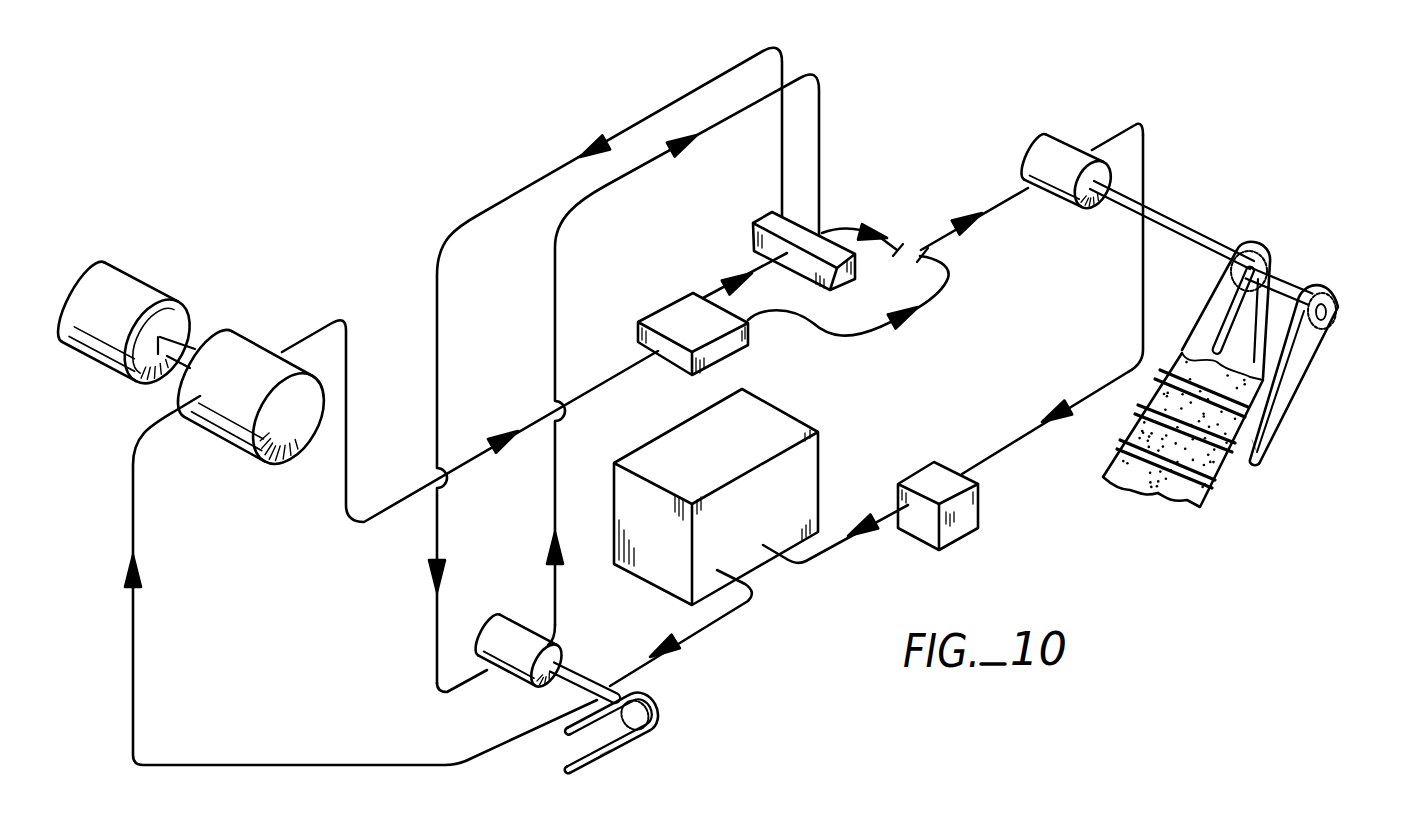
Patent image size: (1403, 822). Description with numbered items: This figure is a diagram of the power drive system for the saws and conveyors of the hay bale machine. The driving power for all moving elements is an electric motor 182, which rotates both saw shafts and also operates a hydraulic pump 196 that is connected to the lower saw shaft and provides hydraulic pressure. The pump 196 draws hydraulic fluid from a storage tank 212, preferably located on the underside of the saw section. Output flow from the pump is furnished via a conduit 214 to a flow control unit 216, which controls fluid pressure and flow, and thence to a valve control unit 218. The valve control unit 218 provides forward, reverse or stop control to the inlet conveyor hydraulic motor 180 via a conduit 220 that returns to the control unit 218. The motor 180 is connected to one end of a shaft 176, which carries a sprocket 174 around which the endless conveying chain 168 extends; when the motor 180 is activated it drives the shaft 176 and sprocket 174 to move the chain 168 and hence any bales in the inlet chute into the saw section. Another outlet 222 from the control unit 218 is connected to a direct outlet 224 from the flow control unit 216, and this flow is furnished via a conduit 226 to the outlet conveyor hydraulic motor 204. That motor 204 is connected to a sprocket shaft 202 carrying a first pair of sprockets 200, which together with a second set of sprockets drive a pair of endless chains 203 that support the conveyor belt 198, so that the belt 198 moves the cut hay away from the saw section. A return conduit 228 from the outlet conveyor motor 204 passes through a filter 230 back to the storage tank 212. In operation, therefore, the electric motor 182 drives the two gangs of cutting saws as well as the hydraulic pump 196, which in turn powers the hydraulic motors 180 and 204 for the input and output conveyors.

The endless conveying chain 168 is at (625, 753).
The sprocket 174 is at (652, 698).
The shaft 176 is at (572, 670).
The hydraulic motor 180 is at (513, 630).
The electric motor 182 is at (140, 292).
The hydraulic pump 196 is at (240, 350).
The conveyor belt 198 is at (1205, 463).
The first pair of sprockets 200 is at (1337, 290).
The shaft 202 is at (1160, 213).
The endless chains 203 is at (1252, 453).
The hydraulic motor 204 is at (1053, 143).
The storage tank 212 is at (767, 430).
The conduit 214 is at (380, 522).
The flow control unit 216 is at (680, 320).
The valve control unit 218 is at (770, 217).
The conduit 220 is at (640, 123).
The outlet 222 is at (882, 332).
The direct outlet 224 is at (847, 228).
The conduit 226 is at (999, 197).
The return conduit 228 is at (1143, 277).
The filter 230 is at (957, 537).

Exercise prompt: Can you render all of the data above as a numbered list, skipping blank lines and leaving the pictures out?

Finished task:
1. Patent image size: (1403, 822). Description with numbered items: This figure is a diagram of the power drive system for the saws and conveyors of the hay bale machine. The driving power for all moving elements is an electric motor 182, which rotates both saw shafts and also operates a hydraulic pump 196 that is connected to the lower saw shaft and provides hydraulic pressure. The pump 196 draws hydraulic fluid from a storage tank 212, preferably located on the underside of the saw section. Output flow from the pump is furnished via a conduit 214 to a flow control unit 216, which controls fluid pressure and flow, and thence to a valve control unit 218. The valve control unit 218 provides forward, reverse or stop control to the inlet conveyor hydraulic motor 180 via a conduit 220 that returns to the control unit 218. The motor 180 is connected to one end of a shaft 176, which carries a sprocket 174 around which the endless conveying chain 168 extends; when the motor 180 is activated it drives the shaft 176 and sprocket 174 to move the chain 168 and hence any bales in the inlet chute into the saw section. Another outlet 222 from the control unit 218 is connected to a direct outlet 224 from the flow control unit 216, and this flow is furnished via a conduit 226 to the outlet conveyor hydraulic motor 204. That motor 204 is connected to a sprocket shaft 202 carrying a first pair of sprockets 200, which together with a second set of sprockets drive a pair of endless chains 203 that support the conveyor belt 198, so that the belt 198 moves the cut hay away from the saw section. A return conduit 228 from the outlet conveyor motor 204 passes through a filter 230 back to the storage tank 212. In operation, therefore, the electric motor 182 drives the two gangs of cutting saws as well as the hydraulic pump 196, which in turn powers the hydraulic motors 180 and 204 for the input and output conveyors.
2. The endless conveying chain 168 is at (625, 753).
3. The sprocket 174 is at (652, 698).
4. The shaft 176 is at (572, 670).
5. The hydraulic motor 180 is at (513, 630).
6. The electric motor 182 is at (140, 292).
7. The hydraulic pump 196 is at (240, 350).
8. The conveyor belt 198 is at (1205, 463).
9. The first pair of sprockets 200 is at (1337, 290).
10. The shaft 202 is at (1160, 213).
11. The endless chains 203 is at (1252, 453).
12. The hydraulic motor 204 is at (1053, 143).
13. The storage tank 212 is at (767, 430).
14. The conduit 214 is at (380, 522).
15. The flow control unit 216 is at (680, 320).
16. The valve control unit 218 is at (770, 217).
17. The conduit 220 is at (640, 123).
18. The outlet 222 is at (882, 332).
19. The direct outlet 224 is at (847, 228).
20. The conduit 226 is at (999, 197).
21. The return conduit 228 is at (1143, 277).
22. The filter 230 is at (957, 537).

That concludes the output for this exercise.